:: Given task ::
Filter these entries, keeping only lines that hold the word "http".

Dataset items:
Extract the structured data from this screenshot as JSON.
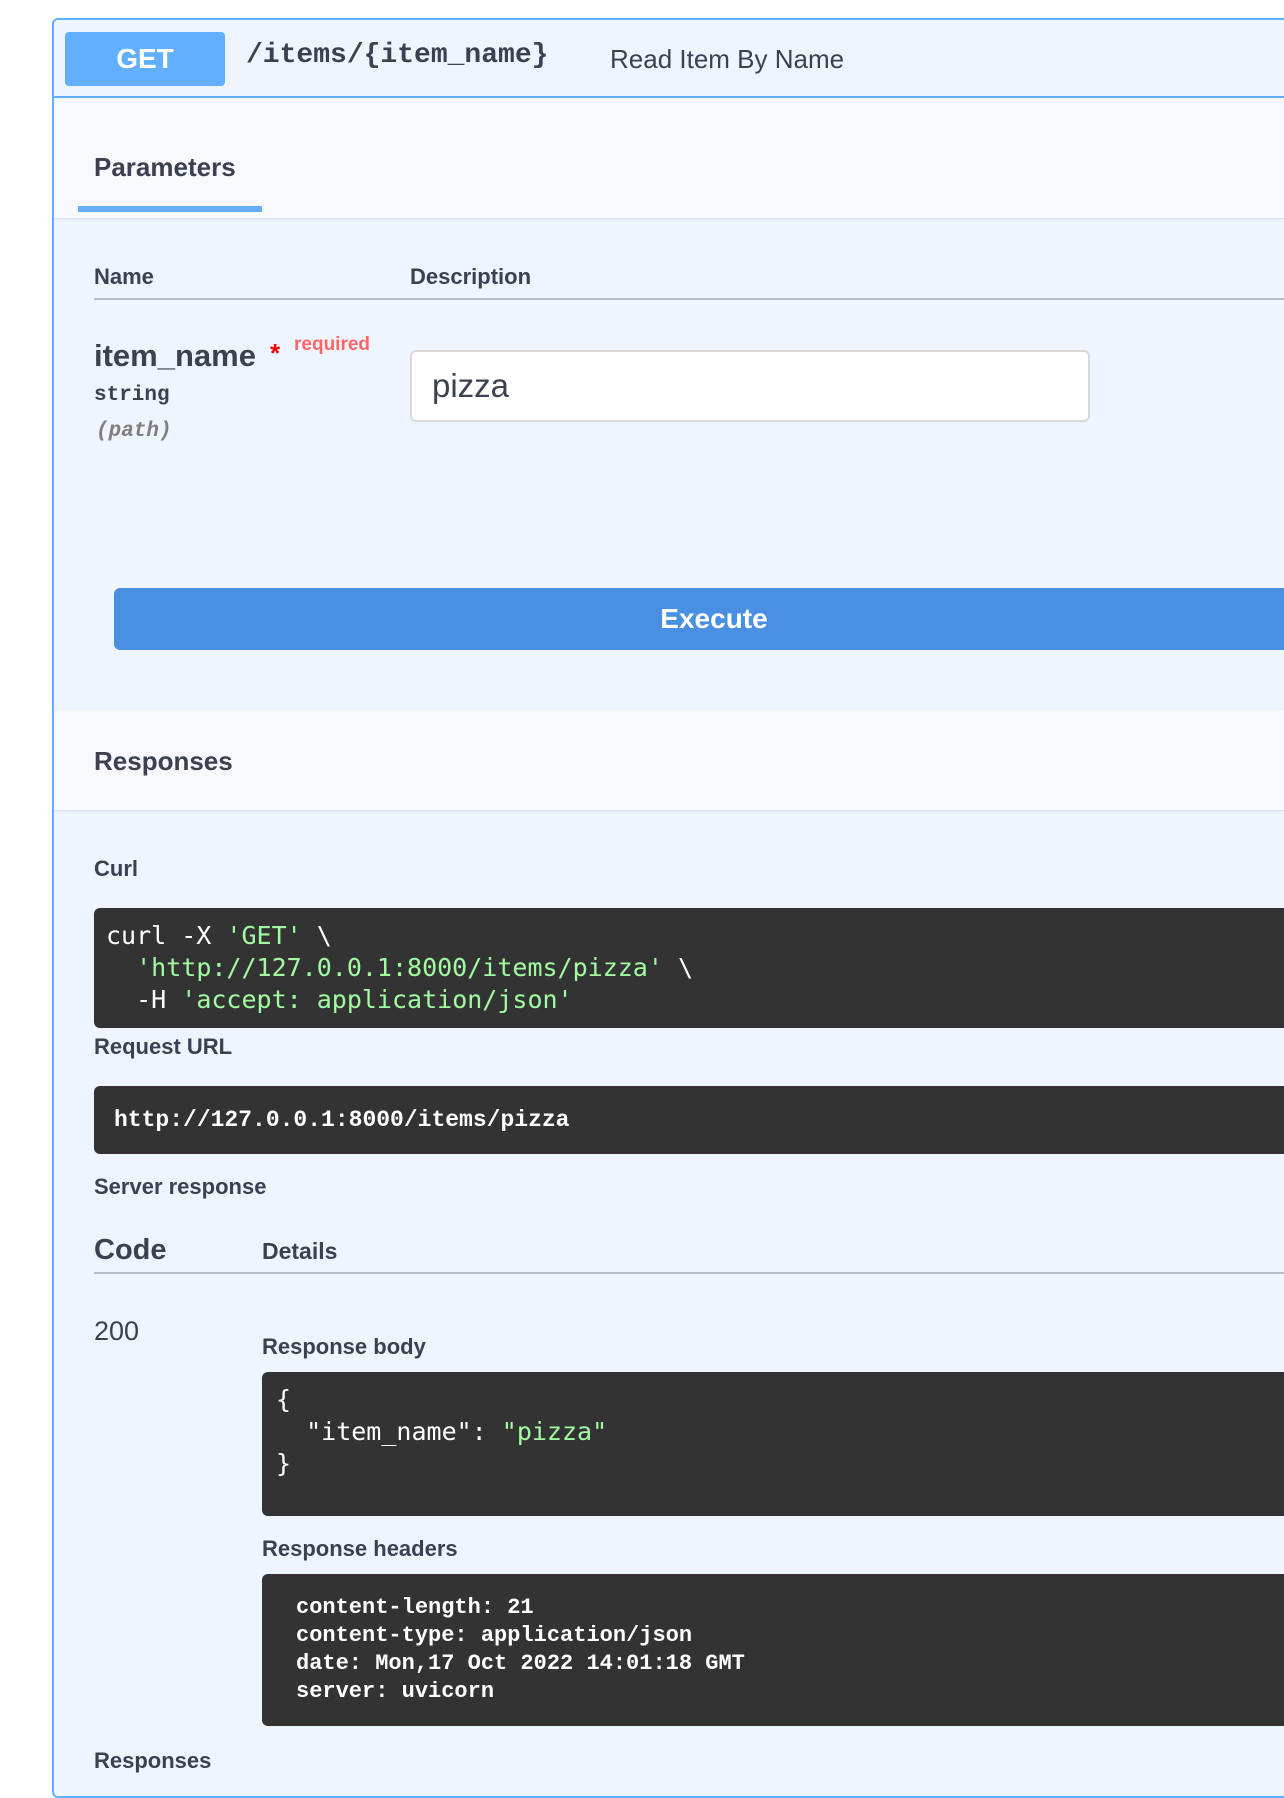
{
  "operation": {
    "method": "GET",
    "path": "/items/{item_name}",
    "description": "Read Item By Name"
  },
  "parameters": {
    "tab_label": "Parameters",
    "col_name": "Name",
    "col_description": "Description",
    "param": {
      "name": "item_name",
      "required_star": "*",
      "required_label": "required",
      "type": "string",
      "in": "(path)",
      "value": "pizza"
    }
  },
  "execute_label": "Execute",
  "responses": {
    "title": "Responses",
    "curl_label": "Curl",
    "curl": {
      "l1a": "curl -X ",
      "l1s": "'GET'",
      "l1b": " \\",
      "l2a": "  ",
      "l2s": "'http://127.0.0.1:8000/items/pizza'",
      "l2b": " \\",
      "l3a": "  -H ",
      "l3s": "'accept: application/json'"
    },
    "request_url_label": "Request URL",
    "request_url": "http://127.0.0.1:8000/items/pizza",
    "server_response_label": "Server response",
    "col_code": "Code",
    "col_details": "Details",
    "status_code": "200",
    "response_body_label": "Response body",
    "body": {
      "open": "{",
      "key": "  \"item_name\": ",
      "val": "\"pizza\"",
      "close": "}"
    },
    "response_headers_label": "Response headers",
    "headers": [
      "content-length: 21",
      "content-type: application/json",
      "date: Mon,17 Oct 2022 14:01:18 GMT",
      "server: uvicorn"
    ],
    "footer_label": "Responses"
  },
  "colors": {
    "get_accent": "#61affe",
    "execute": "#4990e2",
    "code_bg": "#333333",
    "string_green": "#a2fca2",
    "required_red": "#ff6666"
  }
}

:: Exercise answer ::
      "l2s": "'http://127.0.0.1:8000/items/pizza'",
    "request_url": "http://127.0.0.1:8000/items/pizza",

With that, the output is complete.